[Dataset listings of figures]
start

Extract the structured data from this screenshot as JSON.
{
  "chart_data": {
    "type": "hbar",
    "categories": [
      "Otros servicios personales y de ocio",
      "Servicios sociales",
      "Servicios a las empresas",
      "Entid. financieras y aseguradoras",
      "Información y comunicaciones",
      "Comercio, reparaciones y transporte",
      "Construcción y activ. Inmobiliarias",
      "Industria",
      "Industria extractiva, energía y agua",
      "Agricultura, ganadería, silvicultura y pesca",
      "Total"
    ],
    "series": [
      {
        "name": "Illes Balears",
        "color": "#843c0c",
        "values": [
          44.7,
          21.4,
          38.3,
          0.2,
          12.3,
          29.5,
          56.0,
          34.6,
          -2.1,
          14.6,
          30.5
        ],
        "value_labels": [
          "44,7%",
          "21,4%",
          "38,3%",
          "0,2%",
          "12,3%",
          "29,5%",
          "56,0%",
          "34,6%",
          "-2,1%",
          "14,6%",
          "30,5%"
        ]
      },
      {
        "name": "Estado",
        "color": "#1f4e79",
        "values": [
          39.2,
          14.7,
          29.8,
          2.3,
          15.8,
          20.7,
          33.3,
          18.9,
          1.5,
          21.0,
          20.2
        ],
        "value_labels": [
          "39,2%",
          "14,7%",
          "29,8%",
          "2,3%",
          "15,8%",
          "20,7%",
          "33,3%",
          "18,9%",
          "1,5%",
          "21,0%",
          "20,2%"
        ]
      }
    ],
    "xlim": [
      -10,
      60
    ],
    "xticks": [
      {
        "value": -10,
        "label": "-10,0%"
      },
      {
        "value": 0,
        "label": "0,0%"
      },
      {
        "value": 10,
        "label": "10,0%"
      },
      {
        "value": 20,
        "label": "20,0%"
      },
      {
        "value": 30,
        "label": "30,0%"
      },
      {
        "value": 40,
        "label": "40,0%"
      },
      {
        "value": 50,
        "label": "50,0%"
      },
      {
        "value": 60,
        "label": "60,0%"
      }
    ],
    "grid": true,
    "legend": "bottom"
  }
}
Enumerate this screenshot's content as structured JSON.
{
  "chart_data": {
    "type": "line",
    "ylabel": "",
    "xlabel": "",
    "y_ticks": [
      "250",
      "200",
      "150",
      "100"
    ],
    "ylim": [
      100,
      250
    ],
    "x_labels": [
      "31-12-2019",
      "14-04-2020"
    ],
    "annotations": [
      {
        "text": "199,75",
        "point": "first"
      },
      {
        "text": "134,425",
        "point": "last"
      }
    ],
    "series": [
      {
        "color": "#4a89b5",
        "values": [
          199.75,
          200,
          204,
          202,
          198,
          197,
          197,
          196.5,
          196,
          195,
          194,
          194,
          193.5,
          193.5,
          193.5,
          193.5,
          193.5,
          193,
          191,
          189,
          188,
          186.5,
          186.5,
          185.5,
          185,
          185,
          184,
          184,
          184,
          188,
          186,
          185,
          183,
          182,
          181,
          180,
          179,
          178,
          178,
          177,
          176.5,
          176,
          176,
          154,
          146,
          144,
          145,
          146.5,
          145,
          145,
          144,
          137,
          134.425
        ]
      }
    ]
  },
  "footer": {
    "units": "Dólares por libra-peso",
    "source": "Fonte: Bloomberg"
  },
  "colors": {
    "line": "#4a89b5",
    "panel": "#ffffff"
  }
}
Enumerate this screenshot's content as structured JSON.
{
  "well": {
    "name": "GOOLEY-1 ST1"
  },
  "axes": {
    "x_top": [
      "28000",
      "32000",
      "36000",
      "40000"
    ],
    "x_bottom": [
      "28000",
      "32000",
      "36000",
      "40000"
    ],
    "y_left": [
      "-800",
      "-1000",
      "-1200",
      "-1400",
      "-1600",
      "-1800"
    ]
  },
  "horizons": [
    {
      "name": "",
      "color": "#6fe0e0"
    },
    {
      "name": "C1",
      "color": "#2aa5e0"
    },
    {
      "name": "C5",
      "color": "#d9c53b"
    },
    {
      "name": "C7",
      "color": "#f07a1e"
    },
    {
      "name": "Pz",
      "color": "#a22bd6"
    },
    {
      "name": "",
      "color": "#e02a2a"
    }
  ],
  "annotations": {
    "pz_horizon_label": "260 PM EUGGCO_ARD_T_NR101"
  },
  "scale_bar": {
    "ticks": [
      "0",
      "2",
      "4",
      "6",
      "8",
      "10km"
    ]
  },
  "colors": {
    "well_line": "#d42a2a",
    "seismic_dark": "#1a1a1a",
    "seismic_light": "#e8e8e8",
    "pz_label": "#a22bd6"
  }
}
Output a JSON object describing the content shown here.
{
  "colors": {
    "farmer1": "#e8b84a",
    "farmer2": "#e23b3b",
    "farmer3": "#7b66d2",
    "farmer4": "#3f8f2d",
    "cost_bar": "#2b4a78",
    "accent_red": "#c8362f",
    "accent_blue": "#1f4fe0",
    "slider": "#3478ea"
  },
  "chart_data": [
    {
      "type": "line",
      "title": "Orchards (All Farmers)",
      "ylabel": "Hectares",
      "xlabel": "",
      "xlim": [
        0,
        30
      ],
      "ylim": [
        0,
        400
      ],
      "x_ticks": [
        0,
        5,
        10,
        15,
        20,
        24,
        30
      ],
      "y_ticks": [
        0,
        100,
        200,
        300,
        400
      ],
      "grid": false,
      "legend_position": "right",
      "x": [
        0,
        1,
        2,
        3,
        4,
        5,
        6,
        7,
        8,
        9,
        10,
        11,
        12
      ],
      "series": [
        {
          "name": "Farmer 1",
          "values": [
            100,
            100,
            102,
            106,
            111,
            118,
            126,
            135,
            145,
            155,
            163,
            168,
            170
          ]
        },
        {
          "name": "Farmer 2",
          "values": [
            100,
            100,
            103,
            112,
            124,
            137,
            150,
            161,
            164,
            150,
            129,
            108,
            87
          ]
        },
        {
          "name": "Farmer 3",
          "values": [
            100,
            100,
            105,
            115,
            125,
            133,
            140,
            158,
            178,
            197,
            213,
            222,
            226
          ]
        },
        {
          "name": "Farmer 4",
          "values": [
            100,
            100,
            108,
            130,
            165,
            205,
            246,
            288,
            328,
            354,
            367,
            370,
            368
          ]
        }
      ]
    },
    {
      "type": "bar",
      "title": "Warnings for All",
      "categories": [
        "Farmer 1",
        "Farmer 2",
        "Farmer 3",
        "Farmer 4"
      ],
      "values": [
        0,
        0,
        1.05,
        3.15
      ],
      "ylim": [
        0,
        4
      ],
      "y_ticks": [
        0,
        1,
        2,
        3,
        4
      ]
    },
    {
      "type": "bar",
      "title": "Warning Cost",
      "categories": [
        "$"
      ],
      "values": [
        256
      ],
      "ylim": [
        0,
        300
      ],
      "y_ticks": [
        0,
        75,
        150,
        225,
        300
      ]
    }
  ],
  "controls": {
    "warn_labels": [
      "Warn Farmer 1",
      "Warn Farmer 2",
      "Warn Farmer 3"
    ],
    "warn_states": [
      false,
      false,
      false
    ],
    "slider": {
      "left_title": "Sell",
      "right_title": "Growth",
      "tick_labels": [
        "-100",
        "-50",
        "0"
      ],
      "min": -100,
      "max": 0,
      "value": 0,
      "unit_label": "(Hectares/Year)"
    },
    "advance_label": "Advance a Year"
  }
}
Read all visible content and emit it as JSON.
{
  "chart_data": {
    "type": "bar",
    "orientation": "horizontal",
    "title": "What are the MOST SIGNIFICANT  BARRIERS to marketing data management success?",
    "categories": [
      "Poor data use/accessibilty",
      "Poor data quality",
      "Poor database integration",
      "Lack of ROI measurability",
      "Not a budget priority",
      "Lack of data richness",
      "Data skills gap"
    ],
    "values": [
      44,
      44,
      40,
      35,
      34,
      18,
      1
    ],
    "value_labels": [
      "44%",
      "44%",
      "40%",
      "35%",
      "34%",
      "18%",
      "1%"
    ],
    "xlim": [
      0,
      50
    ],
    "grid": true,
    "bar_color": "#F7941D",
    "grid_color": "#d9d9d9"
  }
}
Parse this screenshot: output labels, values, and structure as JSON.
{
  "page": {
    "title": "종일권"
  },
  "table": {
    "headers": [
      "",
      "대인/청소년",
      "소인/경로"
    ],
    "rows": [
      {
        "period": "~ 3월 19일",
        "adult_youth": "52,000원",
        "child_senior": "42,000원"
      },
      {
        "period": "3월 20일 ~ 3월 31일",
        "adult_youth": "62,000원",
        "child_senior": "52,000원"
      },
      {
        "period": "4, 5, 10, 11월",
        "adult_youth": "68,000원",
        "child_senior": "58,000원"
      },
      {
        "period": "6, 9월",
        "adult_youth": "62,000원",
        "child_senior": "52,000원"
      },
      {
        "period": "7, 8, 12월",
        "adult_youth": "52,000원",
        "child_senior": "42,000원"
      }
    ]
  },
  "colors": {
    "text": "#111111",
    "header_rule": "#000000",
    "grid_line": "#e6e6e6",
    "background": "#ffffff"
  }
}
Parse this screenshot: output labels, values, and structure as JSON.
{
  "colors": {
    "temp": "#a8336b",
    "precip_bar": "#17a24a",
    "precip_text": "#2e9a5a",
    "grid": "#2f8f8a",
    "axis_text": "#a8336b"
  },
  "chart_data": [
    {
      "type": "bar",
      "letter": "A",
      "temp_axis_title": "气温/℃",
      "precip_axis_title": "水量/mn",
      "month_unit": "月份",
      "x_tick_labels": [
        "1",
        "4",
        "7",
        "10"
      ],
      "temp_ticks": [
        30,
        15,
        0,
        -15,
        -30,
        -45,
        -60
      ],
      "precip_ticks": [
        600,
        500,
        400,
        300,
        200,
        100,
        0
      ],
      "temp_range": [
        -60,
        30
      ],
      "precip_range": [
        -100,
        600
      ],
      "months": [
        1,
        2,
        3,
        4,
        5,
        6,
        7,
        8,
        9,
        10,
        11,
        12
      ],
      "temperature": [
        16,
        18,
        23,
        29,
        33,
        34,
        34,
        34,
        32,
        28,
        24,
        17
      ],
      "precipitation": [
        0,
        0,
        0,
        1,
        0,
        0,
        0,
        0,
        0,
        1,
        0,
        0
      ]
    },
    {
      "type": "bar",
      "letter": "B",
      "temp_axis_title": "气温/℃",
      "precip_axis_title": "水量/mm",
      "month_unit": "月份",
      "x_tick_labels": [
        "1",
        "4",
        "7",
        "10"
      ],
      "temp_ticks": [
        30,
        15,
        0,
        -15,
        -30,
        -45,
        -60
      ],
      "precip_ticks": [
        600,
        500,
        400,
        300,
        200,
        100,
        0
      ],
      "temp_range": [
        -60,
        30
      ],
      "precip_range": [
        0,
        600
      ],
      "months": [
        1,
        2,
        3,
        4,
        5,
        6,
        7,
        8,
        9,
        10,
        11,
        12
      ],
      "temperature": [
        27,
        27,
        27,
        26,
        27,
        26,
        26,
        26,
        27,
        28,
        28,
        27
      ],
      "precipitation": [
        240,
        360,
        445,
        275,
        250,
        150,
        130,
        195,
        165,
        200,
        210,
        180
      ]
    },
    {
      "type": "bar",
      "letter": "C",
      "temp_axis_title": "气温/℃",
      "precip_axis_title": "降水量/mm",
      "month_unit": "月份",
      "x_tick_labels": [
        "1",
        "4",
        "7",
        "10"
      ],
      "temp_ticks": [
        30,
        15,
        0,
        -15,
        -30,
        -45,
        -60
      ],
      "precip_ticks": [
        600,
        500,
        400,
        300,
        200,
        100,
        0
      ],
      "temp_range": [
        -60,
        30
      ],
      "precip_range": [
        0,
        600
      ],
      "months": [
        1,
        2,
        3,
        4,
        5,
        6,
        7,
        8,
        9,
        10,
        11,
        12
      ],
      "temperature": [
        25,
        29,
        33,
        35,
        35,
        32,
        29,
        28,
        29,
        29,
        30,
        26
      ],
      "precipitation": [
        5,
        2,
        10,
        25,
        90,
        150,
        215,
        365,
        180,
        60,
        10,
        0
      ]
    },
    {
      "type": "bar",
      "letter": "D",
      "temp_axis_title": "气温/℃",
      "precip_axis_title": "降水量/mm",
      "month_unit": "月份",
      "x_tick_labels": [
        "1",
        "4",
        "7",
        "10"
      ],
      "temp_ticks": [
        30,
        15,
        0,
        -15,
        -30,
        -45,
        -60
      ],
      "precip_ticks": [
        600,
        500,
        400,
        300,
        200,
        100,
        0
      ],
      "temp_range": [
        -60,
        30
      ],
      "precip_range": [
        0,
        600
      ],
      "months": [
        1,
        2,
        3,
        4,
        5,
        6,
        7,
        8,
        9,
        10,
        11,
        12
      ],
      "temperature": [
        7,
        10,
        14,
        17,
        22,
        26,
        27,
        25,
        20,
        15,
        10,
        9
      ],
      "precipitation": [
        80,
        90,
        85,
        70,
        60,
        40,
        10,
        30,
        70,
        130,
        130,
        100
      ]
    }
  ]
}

end

Lines from the records above that hold "period" are the ones to list.

        "period": "~ 3월 19일",
        "period": "3월 20일 ~ 3월 31일",
        "period": "4, 5, 10, 11월",
        "period": "6, 9월",
        "period": "7, 8, 12월",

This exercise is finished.